Repeat the records verbatim and leave the pictures out of your copy.

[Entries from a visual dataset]

════

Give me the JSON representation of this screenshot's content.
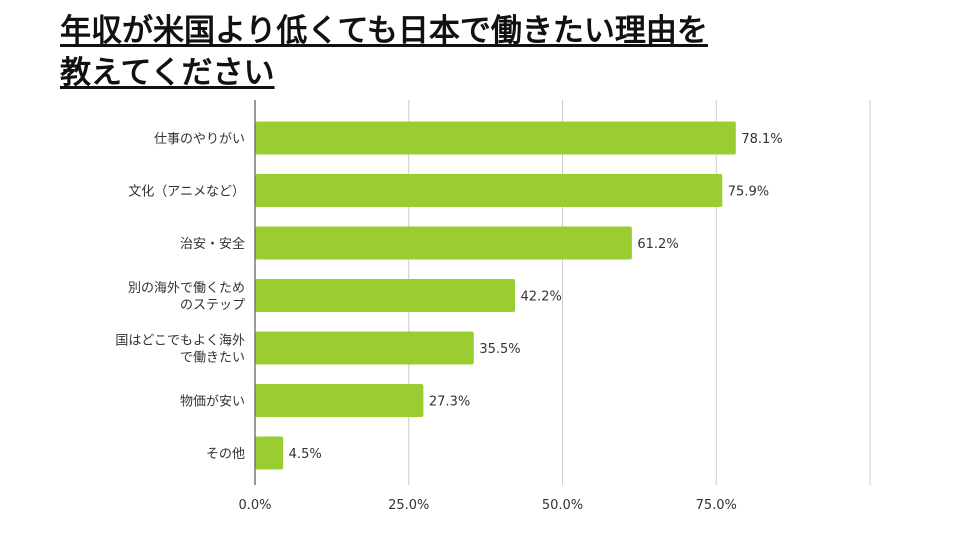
{
  "title_line1": "年収が米国より低くても日本で働きたい理由を",
  "title_line2": "教えてください",
  "chart_data": {
    "type": "bar",
    "orientation": "horizontal",
    "categories": [
      [
        "仕事のやりがい"
      ],
      [
        "文化（アニメなど）"
      ],
      [
        "治安・安全"
      ],
      [
        "別の海外で働くため",
        "のステップ"
      ],
      [
        "国はどこでもよく海外",
        "で働きたい"
      ],
      [
        "物価が安い"
      ],
      [
        "その他"
      ]
    ],
    "values": [
      78.1,
      75.9,
      61.2,
      42.2,
      35.5,
      27.3,
      4.5
    ],
    "value_labels": [
      "78.1%",
      "75.9%",
      "61.2%",
      "42.2%",
      "35.5%",
      "27.3%",
      "4.5%"
    ],
    "x_ticks": [
      0,
      25,
      50,
      75,
      100
    ],
    "x_tick_labels": [
      "0.0%",
      "25.0%",
      "50.0%",
      "75.0%",
      ""
    ],
    "xlim": [
      0,
      100
    ],
    "bar_color": "#9ACD32",
    "grid": true
  }
}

════

EXERCISE RESPONSE
Give me the JSON representation of this screenshot's content.
{
  "title_line1": "年収が米国より低くても日本で働きたい理由を",
  "title_line2": "教えてください",
  "chart_data": {
    "type": "bar",
    "orientation": "horizontal",
    "categories": [
      [
        "仕事のやりがい"
      ],
      [
        "文化（アニメなど）"
      ],
      [
        "治安・安全"
      ],
      [
        "別の海外で働くため",
        "のステップ"
      ],
      [
        "国はどこでもよく海外",
        "で働きたい"
      ],
      [
        "物価が安い"
      ],
      [
        "その他"
      ]
    ],
    "values": [
      78.1,
      75.9,
      61.2,
      42.2,
      35.5,
      27.3,
      4.5
    ],
    "value_labels": [
      "78.1%",
      "75.9%",
      "61.2%",
      "42.2%",
      "35.5%",
      "27.3%",
      "4.5%"
    ],
    "x_ticks": [
      0,
      25,
      50,
      75,
      100
    ],
    "x_tick_labels": [
      "0.0%",
      "25.0%",
      "50.0%",
      "75.0%",
      ""
    ],
    "xlim": [
      0,
      100
    ],
    "bar_color": "#9ACD32",
    "grid": true
  }
}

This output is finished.